WHAT IS NEEDED. Reproduce every record below exactly as written, but leave out any pictures.

ENTRIES SUPPLIED.
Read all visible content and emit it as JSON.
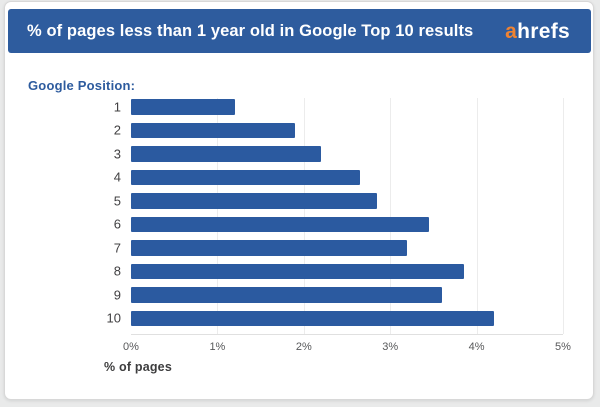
{
  "header": {
    "title": "% of pages less than 1 year old in Google Top 10 results",
    "logo": {
      "prefix": "a",
      "rest": "hrefs"
    }
  },
  "chart": {
    "group_label": "Google Position:",
    "x_axis_label": "% of pages"
  },
  "chart_data": {
    "type": "bar",
    "orientation": "horizontal",
    "title": "% of pages less than 1 year old in Google Top 10 results",
    "categories": [
      "1",
      "2",
      "3",
      "4",
      "5",
      "6",
      "7",
      "8",
      "9",
      "10"
    ],
    "values": [
      1.2,
      1.9,
      2.2,
      2.65,
      2.85,
      3.45,
      3.2,
      3.85,
      3.6,
      4.2
    ],
    "xlabel": "% of pages",
    "ylabel": "Google Position",
    "xlim": [
      0,
      5
    ],
    "xticks": [
      "0%",
      "1%",
      "2%",
      "3%",
      "4%",
      "5%"
    ],
    "grid": true,
    "legend": false
  },
  "colors": {
    "page_bg": "#e9eaea",
    "header_bg": "#2e5c9e",
    "bar": "#2b5aa0",
    "accent_orange": "#ef8332",
    "label_blue": "#2d5b9e",
    "axis_text": "#57585a"
  }
}
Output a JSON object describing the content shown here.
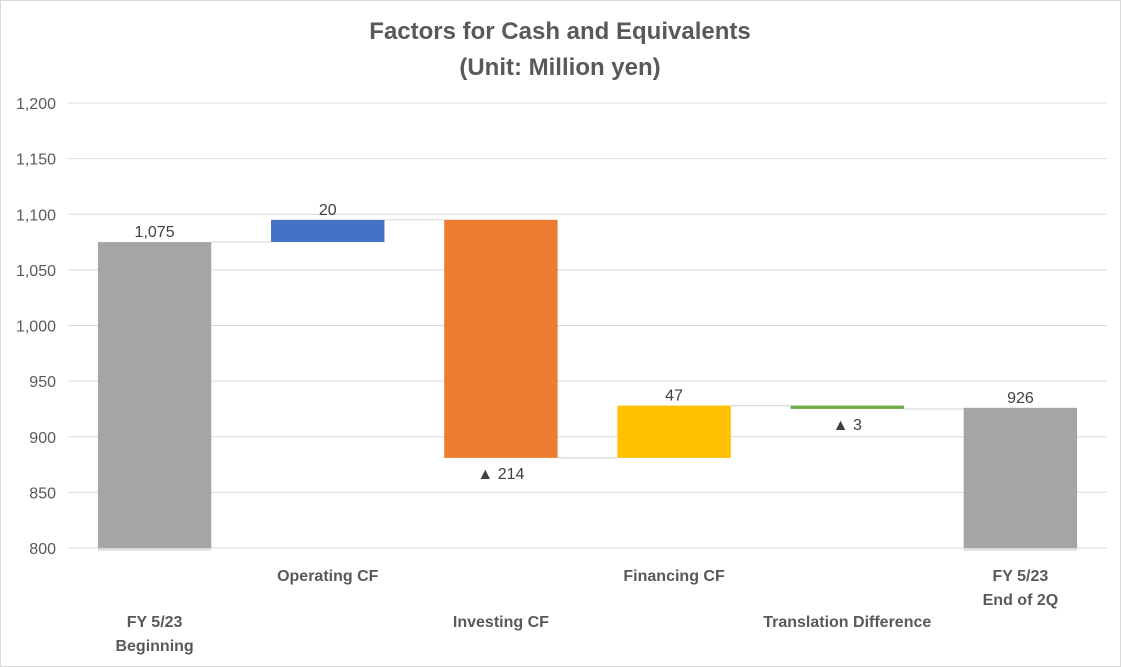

RESULT.
Read all visible content and emit it as JSON.
{
  "header": {
    "title": "% of pages less than 1 year old in Google Top 10 results",
    "logo": {
      "prefix": "a",
      "rest": "hrefs"
    }
  },
  "chart": {
    "group_label": "Google Position:",
    "x_axis_label": "% of pages"
  },
  "chart_data": {
    "type": "bar",
    "orientation": "horizontal",
    "title": "% of pages less than 1 year old in Google Top 10 results",
    "categories": [
      "1",
      "2",
      "3",
      "4",
      "5",
      "6",
      "7",
      "8",
      "9",
      "10"
    ],
    "values": [
      1.2,
      1.9,
      2.2,
      2.65,
      2.85,
      3.45,
      3.2,
      3.85,
      3.6,
      4.2
    ],
    "xlabel": "% of pages",
    "ylabel": "Google Position",
    "xlim": [
      0,
      5
    ],
    "xticks": [
      "0%",
      "1%",
      "2%",
      "3%",
      "4%",
      "5%"
    ],
    "grid": true,
    "legend": false
  },
  "colors": {
    "page_bg": "#e9eaea",
    "header_bg": "#2e5c9e",
    "bar": "#2b5aa0",
    "accent_orange": "#ef8332",
    "label_blue": "#2d5b9e",
    "axis_text": "#57585a"
  }
}
Output a JSON object describing the content shown here.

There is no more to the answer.